** START **
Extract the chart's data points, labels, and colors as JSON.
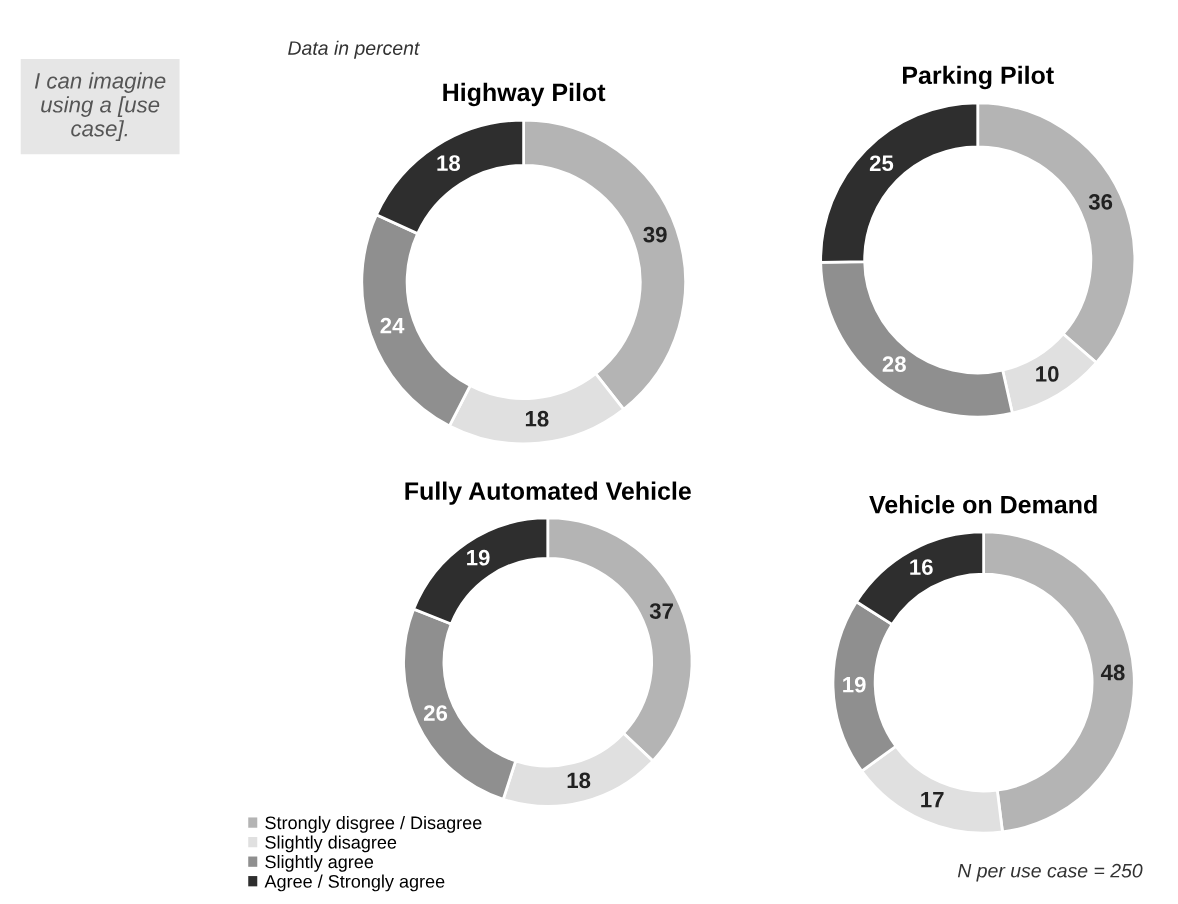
{
  "chart_data": [
    {
      "type": "donut",
      "title": "Highway Pilot",
      "categories": [
        "Strongly disgree / Disagree",
        "Slightly disagree",
        "Slightly agree",
        "Agree / Strongly agree"
      ],
      "values": [
        39,
        18,
        24,
        18
      ],
      "colors": [
        "#b4b4b4",
        "#e0e0e0",
        "#8f8f8f",
        "#2e2e2e"
      ],
      "data_labels": true,
      "legend": "bottom left",
      "annotations": [
        "I can imagine using a [use case].",
        "Data in percent"
      ]
    },
    {
      "type": "donut",
      "title": "Parking Pilot",
      "categories": [
        null,
        null,
        null,
        null
      ],
      "values": [
        36,
        10,
        28,
        25
      ],
      "colors": [
        "#b4b4b4",
        "#e0e0e0",
        "#8f8f8f",
        "#2e2e2e"
      ],
      "data_labels": true
    },
    {
      "type": "donut",
      "title": "Fully Automated Vehicle",
      "categories": [
        null,
        null,
        null,
        null
      ],
      "values": [
        37,
        18,
        26,
        19
      ],
      "colors": [
        "#b4b4b4",
        "#e0e0e0",
        "#8f8f8f",
        "#2e2e2e"
      ],
      "data_labels": true
    },
    {
      "type": "donut",
      "title": "Vehicle on Demand",
      "categories": [
        null,
        null,
        null,
        null
      ],
      "values": [
        48,
        17,
        19,
        16
      ],
      "colors": [
        "#b4b4b4",
        "#e0e0e0",
        "#8f8f8f",
        "#2e2e2e"
      ],
      "data_labels": true,
      "annotations": [
        "N per use case = 250"
      ]
    }
  ]
}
** END **
# Your objective
Please transcribe the material above exactly as written. Leave the pictures out.

# Worked solution
Extract the chart's data points, labels, and colors as JSON.
{
  "chart_data": [
    {
      "type": "donut",
      "title": "Highway Pilot",
      "categories": [
        "Strongly disgree / Disagree",
        "Slightly disagree",
        "Slightly agree",
        "Agree / Strongly agree"
      ],
      "values": [
        39,
        18,
        24,
        18
      ],
      "colors": [
        "#b4b4b4",
        "#e0e0e0",
        "#8f8f8f",
        "#2e2e2e"
      ],
      "data_labels": true,
      "legend": "bottom left",
      "annotations": [
        "I can imagine using a [use case].",
        "Data in percent"
      ]
    },
    {
      "type": "donut",
      "title": "Parking Pilot",
      "categories": [
        null,
        null,
        null,
        null
      ],
      "values": [
        36,
        10,
        28,
        25
      ],
      "colors": [
        "#b4b4b4",
        "#e0e0e0",
        "#8f8f8f",
        "#2e2e2e"
      ],
      "data_labels": true
    },
    {
      "type": "donut",
      "title": "Fully Automated Vehicle",
      "categories": [
        null,
        null,
        null,
        null
      ],
      "values": [
        37,
        18,
        26,
        19
      ],
      "colors": [
        "#b4b4b4",
        "#e0e0e0",
        "#8f8f8f",
        "#2e2e2e"
      ],
      "data_labels": true
    },
    {
      "type": "donut",
      "title": "Vehicle on Demand",
      "categories": [
        null,
        null,
        null,
        null
      ],
      "values": [
        48,
        17,
        19,
        16
      ],
      "colors": [
        "#b4b4b4",
        "#e0e0e0",
        "#8f8f8f",
        "#2e2e2e"
      ],
      "data_labels": true,
      "annotations": [
        "N per use case = 250"
      ]
    }
  ]
}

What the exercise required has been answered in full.